Give the count of lines containing the string "xlabel", with no other output.
• • •
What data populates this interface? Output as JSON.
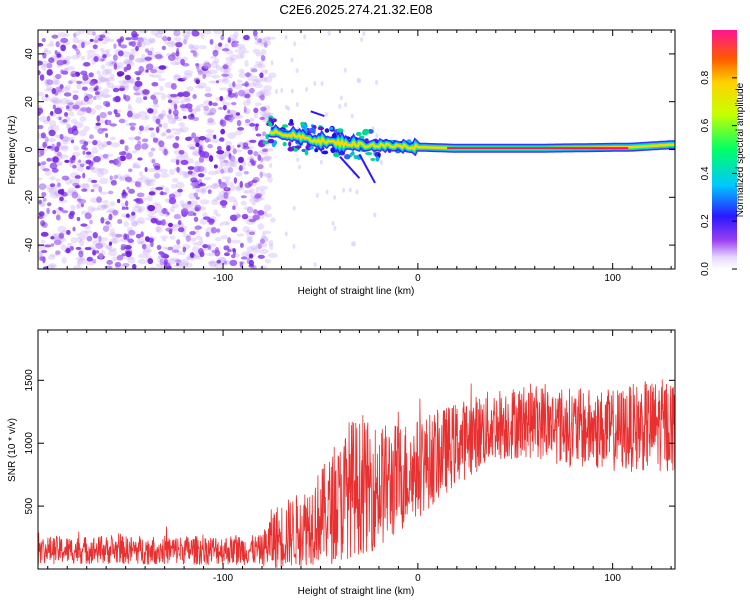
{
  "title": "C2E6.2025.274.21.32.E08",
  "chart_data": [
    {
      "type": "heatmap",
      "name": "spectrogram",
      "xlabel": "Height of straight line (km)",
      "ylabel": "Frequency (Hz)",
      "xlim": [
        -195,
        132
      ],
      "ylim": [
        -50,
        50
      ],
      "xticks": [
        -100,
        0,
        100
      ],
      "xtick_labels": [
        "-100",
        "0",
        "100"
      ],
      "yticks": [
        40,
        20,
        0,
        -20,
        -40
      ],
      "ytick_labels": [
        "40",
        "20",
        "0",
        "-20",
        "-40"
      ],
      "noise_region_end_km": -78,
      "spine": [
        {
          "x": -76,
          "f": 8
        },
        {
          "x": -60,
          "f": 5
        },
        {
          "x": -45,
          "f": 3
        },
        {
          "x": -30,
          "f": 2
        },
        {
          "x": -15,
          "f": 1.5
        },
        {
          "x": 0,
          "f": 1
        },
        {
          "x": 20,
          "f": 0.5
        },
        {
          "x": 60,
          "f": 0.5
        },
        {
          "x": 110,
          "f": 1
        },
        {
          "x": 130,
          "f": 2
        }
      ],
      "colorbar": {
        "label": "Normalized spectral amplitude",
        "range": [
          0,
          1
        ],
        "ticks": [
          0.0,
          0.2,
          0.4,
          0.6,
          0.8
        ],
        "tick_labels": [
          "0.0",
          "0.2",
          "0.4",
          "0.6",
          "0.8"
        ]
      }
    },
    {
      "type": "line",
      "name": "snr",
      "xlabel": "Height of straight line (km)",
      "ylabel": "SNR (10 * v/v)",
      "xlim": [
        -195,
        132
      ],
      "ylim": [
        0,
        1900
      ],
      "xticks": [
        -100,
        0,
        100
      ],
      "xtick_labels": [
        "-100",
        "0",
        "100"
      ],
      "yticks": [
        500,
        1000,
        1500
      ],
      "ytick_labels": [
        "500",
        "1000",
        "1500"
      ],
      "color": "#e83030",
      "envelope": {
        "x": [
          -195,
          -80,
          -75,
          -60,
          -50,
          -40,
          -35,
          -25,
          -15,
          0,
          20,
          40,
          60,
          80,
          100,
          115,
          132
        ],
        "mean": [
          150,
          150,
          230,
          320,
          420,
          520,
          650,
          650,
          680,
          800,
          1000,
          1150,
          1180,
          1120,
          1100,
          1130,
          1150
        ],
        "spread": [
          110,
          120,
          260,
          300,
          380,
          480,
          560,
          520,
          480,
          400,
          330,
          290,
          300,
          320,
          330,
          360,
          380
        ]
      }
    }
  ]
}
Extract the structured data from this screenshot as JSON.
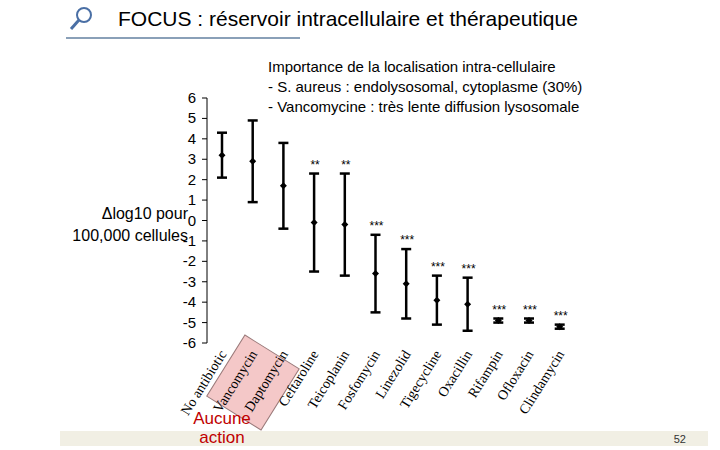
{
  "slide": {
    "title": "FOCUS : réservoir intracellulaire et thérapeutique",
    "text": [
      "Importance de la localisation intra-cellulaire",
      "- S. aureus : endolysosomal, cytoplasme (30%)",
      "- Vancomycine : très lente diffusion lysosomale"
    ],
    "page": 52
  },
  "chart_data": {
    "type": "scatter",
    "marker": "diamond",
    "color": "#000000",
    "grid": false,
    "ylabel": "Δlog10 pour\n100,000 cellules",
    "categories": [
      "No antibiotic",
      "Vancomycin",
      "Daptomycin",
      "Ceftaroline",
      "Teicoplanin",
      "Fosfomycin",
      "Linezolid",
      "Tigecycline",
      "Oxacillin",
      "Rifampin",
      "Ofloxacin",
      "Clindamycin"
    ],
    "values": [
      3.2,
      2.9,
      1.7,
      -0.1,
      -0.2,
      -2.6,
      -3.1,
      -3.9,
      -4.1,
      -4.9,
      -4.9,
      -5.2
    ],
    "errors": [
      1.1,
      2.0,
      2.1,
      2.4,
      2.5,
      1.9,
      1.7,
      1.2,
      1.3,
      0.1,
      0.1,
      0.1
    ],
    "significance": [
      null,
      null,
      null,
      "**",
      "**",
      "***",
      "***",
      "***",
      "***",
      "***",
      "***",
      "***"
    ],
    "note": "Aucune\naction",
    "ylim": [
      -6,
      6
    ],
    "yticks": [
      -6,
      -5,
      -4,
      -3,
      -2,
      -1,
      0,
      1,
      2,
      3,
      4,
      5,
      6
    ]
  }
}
• • •
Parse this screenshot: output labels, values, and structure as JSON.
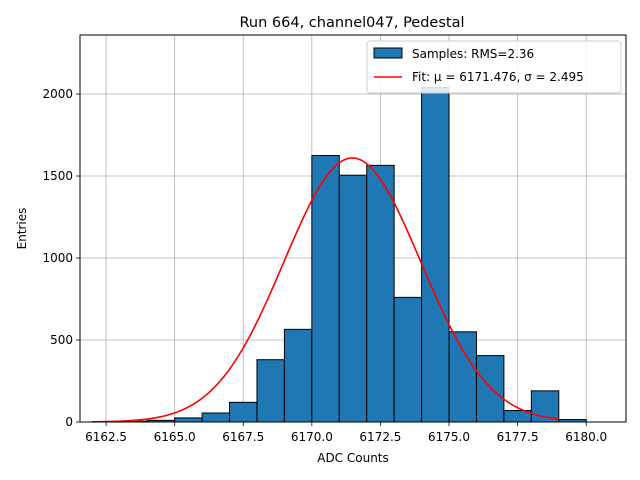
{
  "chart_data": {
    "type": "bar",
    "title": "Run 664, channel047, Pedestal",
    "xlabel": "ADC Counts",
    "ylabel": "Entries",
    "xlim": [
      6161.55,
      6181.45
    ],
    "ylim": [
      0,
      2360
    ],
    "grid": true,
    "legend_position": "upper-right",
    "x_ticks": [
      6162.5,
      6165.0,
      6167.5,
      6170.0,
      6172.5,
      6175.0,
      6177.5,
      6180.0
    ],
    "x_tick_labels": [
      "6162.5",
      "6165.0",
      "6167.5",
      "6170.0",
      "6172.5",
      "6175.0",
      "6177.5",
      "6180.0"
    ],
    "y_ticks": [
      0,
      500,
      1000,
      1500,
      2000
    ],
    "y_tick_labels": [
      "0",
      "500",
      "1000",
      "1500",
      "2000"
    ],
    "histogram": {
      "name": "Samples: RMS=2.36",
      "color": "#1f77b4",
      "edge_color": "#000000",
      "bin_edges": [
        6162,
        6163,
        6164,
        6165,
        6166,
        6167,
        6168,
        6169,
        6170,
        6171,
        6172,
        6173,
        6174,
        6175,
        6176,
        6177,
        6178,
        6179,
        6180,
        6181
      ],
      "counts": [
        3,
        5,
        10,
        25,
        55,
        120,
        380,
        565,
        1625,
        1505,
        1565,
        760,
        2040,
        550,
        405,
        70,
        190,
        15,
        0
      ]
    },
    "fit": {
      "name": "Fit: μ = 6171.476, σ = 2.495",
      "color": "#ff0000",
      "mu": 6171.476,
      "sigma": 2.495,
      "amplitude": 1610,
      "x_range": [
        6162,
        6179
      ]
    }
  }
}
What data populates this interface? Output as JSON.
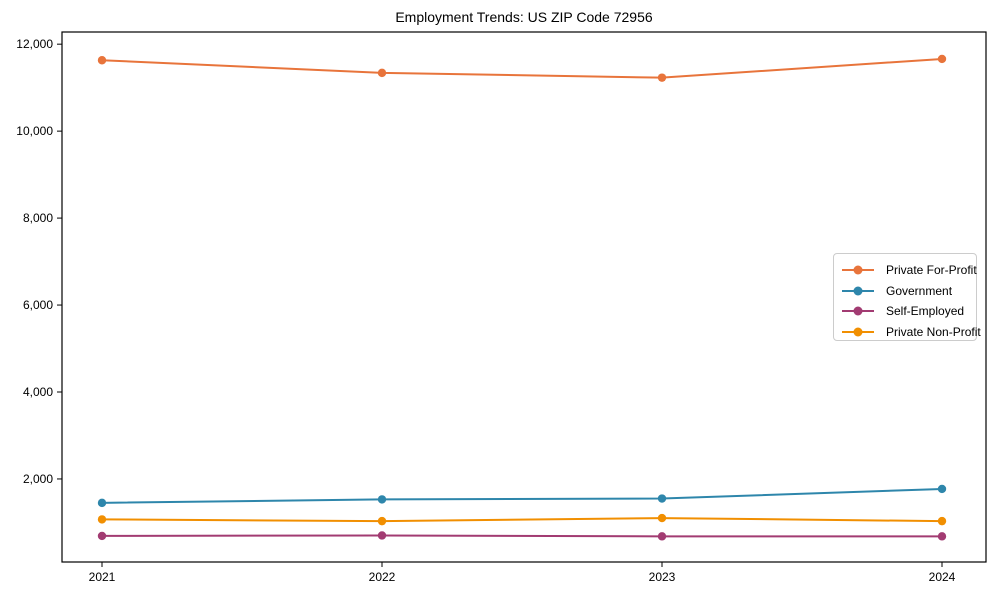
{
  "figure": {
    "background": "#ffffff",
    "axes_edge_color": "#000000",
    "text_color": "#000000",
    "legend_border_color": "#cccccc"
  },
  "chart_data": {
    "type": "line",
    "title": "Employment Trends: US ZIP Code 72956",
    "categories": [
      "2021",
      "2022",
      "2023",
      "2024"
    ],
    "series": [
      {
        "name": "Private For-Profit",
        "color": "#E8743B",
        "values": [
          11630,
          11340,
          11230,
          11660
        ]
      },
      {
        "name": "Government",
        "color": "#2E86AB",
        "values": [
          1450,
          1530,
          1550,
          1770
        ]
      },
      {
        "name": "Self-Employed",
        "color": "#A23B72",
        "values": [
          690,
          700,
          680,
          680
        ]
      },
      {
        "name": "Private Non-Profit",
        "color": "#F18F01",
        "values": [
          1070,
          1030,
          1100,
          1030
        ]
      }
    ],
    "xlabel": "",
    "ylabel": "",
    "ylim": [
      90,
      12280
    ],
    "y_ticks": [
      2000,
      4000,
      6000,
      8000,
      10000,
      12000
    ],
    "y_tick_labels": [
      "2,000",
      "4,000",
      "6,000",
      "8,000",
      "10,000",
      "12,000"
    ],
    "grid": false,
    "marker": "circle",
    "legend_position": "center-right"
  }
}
• • •
### [Exercise solution]
4